**TASK STATEMENT:**
The entries below are to be transcribed in full, without their images.
________
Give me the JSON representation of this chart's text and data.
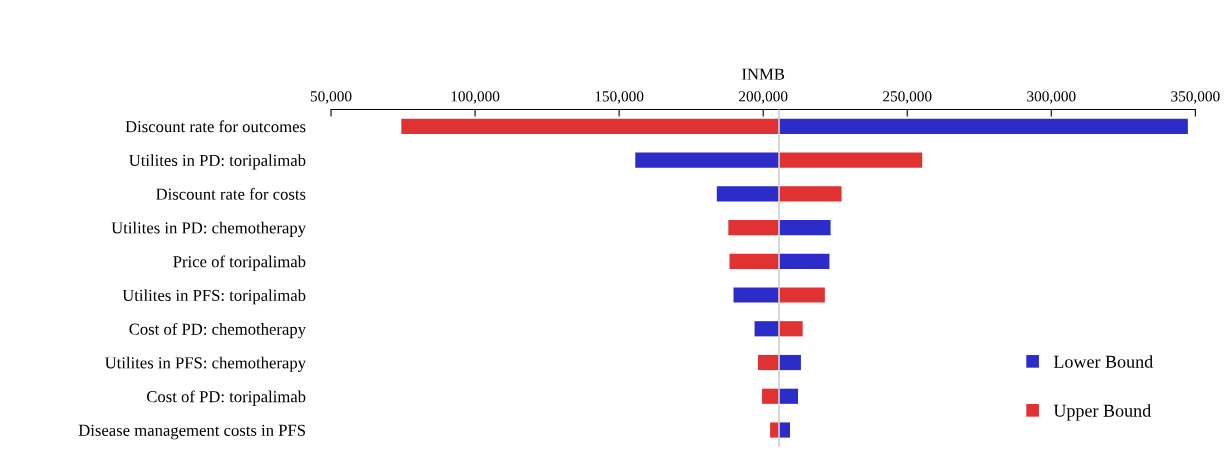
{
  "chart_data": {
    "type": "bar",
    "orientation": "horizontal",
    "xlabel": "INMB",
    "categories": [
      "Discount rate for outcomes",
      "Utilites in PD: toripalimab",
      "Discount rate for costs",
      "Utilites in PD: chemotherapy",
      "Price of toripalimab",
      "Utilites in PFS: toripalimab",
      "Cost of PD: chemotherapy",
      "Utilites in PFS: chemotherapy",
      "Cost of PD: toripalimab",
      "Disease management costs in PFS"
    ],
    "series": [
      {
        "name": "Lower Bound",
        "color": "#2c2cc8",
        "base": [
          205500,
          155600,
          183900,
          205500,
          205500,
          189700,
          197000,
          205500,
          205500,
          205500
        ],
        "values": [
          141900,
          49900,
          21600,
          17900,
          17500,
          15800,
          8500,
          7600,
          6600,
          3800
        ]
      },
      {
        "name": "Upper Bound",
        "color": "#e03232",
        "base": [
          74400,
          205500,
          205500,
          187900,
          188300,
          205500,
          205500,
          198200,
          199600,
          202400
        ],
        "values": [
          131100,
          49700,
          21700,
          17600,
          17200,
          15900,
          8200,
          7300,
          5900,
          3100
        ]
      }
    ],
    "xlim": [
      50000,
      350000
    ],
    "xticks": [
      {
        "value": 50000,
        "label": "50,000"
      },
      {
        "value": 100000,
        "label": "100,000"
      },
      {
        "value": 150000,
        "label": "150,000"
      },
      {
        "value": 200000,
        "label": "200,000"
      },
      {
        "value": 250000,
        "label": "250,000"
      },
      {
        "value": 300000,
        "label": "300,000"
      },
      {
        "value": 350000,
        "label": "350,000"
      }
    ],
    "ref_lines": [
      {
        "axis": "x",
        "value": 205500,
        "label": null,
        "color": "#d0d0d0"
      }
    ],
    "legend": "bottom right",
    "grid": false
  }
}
________
**THE ANSWER:**
Give me the JSON representation of this chart's text and data.
{
  "chart_data": {
    "type": "bar",
    "orientation": "horizontal",
    "xlabel": "INMB",
    "categories": [
      "Discount rate for outcomes",
      "Utilites in PD: toripalimab",
      "Discount rate for costs",
      "Utilites in PD: chemotherapy",
      "Price of toripalimab",
      "Utilites in PFS: toripalimab",
      "Cost of PD: chemotherapy",
      "Utilites in PFS: chemotherapy",
      "Cost of PD: toripalimab",
      "Disease management costs in PFS"
    ],
    "series": [
      {
        "name": "Lower Bound",
        "color": "#2c2cc8",
        "base": [
          205500,
          155600,
          183900,
          205500,
          205500,
          189700,
          197000,
          205500,
          205500,
          205500
        ],
        "values": [
          141900,
          49900,
          21600,
          17900,
          17500,
          15800,
          8500,
          7600,
          6600,
          3800
        ]
      },
      {
        "name": "Upper Bound",
        "color": "#e03232",
        "base": [
          74400,
          205500,
          205500,
          187900,
          188300,
          205500,
          205500,
          198200,
          199600,
          202400
        ],
        "values": [
          131100,
          49700,
          21700,
          17600,
          17200,
          15900,
          8200,
          7300,
          5900,
          3100
        ]
      }
    ],
    "xlim": [
      50000,
      350000
    ],
    "xticks": [
      {
        "value": 50000,
        "label": "50,000"
      },
      {
        "value": 100000,
        "label": "100,000"
      },
      {
        "value": 150000,
        "label": "150,000"
      },
      {
        "value": 200000,
        "label": "200,000"
      },
      {
        "value": 250000,
        "label": "250,000"
      },
      {
        "value": 300000,
        "label": "300,000"
      },
      {
        "value": 350000,
        "label": "350,000"
      }
    ],
    "ref_lines": [
      {
        "axis": "x",
        "value": 205500,
        "label": null,
        "color": "#d0d0d0"
      }
    ],
    "legend": "bottom right",
    "grid": false
  }
}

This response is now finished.